→ Required task: Extract every line of the entries below and reproduce each one character for character, leaving nothing out and adding nothing.

→ Task data:
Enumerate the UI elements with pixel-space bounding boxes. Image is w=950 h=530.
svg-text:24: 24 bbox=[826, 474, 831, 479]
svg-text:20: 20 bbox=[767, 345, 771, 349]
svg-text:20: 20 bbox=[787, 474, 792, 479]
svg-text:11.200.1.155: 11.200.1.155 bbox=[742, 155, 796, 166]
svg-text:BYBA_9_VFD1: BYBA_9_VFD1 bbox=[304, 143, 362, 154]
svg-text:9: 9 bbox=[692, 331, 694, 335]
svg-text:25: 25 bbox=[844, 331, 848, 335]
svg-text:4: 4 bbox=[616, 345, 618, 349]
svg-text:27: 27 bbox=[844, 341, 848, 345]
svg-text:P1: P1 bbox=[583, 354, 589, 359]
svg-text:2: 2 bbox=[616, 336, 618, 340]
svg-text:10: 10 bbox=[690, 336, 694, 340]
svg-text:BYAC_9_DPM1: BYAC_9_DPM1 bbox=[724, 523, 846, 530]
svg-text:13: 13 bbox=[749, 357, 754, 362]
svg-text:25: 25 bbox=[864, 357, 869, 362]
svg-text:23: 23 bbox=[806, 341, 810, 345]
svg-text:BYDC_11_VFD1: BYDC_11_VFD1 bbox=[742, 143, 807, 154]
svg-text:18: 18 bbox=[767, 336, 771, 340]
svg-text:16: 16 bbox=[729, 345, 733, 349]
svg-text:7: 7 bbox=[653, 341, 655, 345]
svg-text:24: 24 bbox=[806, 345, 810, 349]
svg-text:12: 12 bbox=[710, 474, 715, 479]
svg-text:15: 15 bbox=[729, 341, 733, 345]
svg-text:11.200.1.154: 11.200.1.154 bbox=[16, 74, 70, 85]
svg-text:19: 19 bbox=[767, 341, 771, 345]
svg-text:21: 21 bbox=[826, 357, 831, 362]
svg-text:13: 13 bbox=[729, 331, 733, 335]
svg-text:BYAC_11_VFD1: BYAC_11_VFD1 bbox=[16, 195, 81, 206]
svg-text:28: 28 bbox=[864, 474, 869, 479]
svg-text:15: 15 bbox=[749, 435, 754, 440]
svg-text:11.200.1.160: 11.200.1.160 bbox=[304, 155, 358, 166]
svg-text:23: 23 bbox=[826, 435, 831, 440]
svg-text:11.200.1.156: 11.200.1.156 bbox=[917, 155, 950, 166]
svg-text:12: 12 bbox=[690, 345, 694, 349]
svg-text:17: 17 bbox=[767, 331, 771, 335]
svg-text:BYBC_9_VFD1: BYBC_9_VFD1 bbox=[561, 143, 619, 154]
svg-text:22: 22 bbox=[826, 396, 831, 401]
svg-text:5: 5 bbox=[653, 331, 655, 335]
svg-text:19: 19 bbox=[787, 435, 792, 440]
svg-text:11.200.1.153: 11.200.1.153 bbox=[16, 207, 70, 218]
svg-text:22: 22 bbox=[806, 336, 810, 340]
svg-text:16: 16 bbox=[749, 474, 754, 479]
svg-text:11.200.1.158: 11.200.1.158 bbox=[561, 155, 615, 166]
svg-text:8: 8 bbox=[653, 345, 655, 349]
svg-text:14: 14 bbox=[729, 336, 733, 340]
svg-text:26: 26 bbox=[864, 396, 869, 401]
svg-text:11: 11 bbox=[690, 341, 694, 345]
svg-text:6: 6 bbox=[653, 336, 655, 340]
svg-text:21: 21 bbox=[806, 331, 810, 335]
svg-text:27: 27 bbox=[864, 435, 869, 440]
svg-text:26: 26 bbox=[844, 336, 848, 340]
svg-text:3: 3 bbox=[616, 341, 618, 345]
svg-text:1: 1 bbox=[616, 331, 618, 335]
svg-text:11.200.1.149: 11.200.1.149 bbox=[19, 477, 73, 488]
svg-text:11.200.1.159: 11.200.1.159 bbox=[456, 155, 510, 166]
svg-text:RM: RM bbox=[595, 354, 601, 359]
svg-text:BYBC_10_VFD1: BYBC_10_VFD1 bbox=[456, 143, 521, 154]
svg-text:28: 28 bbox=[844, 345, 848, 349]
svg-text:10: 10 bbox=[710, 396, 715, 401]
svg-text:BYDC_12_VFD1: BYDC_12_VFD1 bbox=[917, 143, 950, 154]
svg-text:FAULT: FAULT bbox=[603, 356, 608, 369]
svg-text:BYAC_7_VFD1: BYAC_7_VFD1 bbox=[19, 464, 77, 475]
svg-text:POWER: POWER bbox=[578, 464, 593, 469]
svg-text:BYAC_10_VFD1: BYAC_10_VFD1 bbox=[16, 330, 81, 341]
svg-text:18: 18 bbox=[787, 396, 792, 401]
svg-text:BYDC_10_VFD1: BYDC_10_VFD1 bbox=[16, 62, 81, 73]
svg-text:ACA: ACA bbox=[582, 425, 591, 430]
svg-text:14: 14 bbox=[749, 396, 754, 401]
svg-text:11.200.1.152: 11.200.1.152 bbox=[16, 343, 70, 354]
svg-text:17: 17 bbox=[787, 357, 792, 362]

→ Solution:
Enumerate the UI elements with pixel-space bounding boxes. Image is w=950 h=530.
svg-text:24: 24 bbox=[826, 474, 831, 479]
svg-text:20: 20 bbox=[767, 345, 771, 349]
svg-text:20: 20 bbox=[787, 474, 792, 479]
svg-text:11.200.1.155: 11.200.1.155 bbox=[742, 155, 796, 166]
svg-text:BYBA_9_VFD1: BYBA_9_VFD1 bbox=[304, 143, 362, 154]
svg-text:9: 9 bbox=[692, 331, 694, 335]
svg-text:25: 25 bbox=[844, 331, 848, 335]
svg-text:4: 4 bbox=[616, 345, 618, 349]
svg-text:27: 27 bbox=[844, 341, 848, 345]
svg-text:P1: P1 bbox=[583, 354, 589, 359]
svg-text:2: 2 bbox=[616, 336, 618, 340]
svg-text:10: 10 bbox=[690, 336, 694, 340]
svg-text:BYAC_9_DPM1: BYAC_9_DPM1 bbox=[724, 523, 846, 530]
svg-text:13: 13 bbox=[749, 357, 754, 362]
svg-text:25: 25 bbox=[864, 357, 869, 362]
svg-text:23: 23 bbox=[806, 341, 810, 345]
svg-text:BYDC_11_VFD1: BYDC_11_VFD1 bbox=[742, 143, 807, 154]
svg-text:18: 18 bbox=[767, 336, 771, 340]
svg-text:16: 16 bbox=[729, 345, 733, 349]
svg-text:7: 7 bbox=[653, 341, 655, 345]
svg-text:24: 24 bbox=[806, 345, 810, 349]
svg-text:12: 12 bbox=[710, 474, 715, 479]
svg-text:15: 15 bbox=[729, 341, 733, 345]
svg-text:11.200.1.154: 11.200.1.154 bbox=[16, 74, 70, 85]
svg-text:19: 19 bbox=[767, 341, 771, 345]
svg-text:21: 21 bbox=[826, 357, 831, 362]
svg-text:13: 13 bbox=[729, 331, 733, 335]
svg-text:BYAC_11_VFD1: BYAC_11_VFD1 bbox=[16, 195, 81, 206]
svg-text:28: 28 bbox=[864, 474, 869, 479]
svg-text:15: 15 bbox=[749, 435, 754, 440]
svg-text:11.200.1.160: 11.200.1.160 bbox=[304, 155, 358, 166]
svg-text:23: 23 bbox=[826, 435, 831, 440]
svg-text:11.200.1.156: 11.200.1.156 bbox=[917, 155, 950, 166]
svg-text:12: 12 bbox=[690, 345, 694, 349]
svg-text:17: 17 bbox=[767, 331, 771, 335]
svg-text:BYBC_9_VFD1: BYBC_9_VFD1 bbox=[561, 143, 619, 154]
svg-text:22: 22 bbox=[826, 396, 831, 401]
svg-text:5: 5 bbox=[653, 331, 655, 335]
svg-text:19: 19 bbox=[787, 435, 792, 440]
svg-text:11.200.1.153: 11.200.1.153 bbox=[16, 207, 70, 218]
svg-text:22: 22 bbox=[806, 336, 810, 340]
svg-text:16: 16 bbox=[749, 474, 754, 479]
svg-text:11.200.1.158: 11.200.1.158 bbox=[561, 155, 615, 166]
svg-text:8: 8 bbox=[653, 345, 655, 349]
svg-text:14: 14 bbox=[729, 336, 733, 340]
svg-text:26: 26 bbox=[864, 396, 869, 401]
svg-text:11: 11 bbox=[690, 341, 694, 345]
svg-text:6: 6 bbox=[653, 336, 655, 340]
svg-text:21: 21 bbox=[806, 331, 810, 335]
svg-text:27: 27 bbox=[864, 435, 869, 440]
svg-text:26: 26 bbox=[844, 336, 848, 340]
svg-text:3: 3 bbox=[616, 341, 618, 345]
svg-text:1: 1 bbox=[616, 331, 618, 335]
svg-text:11.200.1.149: 11.200.1.149 bbox=[19, 477, 73, 488]
svg-text:11.200.1.159: 11.200.1.159 bbox=[456, 155, 510, 166]
svg-text:RM: RM bbox=[595, 354, 601, 359]
svg-text:BYBC_10_VFD1: BYBC_10_VFD1 bbox=[456, 143, 521, 154]
svg-text:28: 28 bbox=[844, 345, 848, 349]
svg-text:10: 10 bbox=[710, 396, 715, 401]
svg-text:BYDC_12_VFD1: BYDC_12_VFD1 bbox=[917, 143, 950, 154]
svg-text:FAULT: FAULT bbox=[603, 356, 608, 369]
svg-text:BYAC_7_VFD1: BYAC_7_VFD1 bbox=[19, 464, 77, 475]
svg-text:POWER: POWER bbox=[578, 464, 593, 469]
svg-text:BYAC_10_VFD1: BYAC_10_VFD1 bbox=[16, 330, 81, 341]
svg-text:18: 18 bbox=[787, 396, 792, 401]
svg-text:BYDC_10_VFD1: BYDC_10_VFD1 bbox=[16, 62, 81, 73]
svg-text:ACA: ACA bbox=[582, 425, 591, 430]
svg-text:14: 14 bbox=[749, 396, 754, 401]
svg-text:11.200.1.152: 11.200.1.152 bbox=[16, 343, 70, 354]
svg-text:17: 17 bbox=[787, 357, 792, 362]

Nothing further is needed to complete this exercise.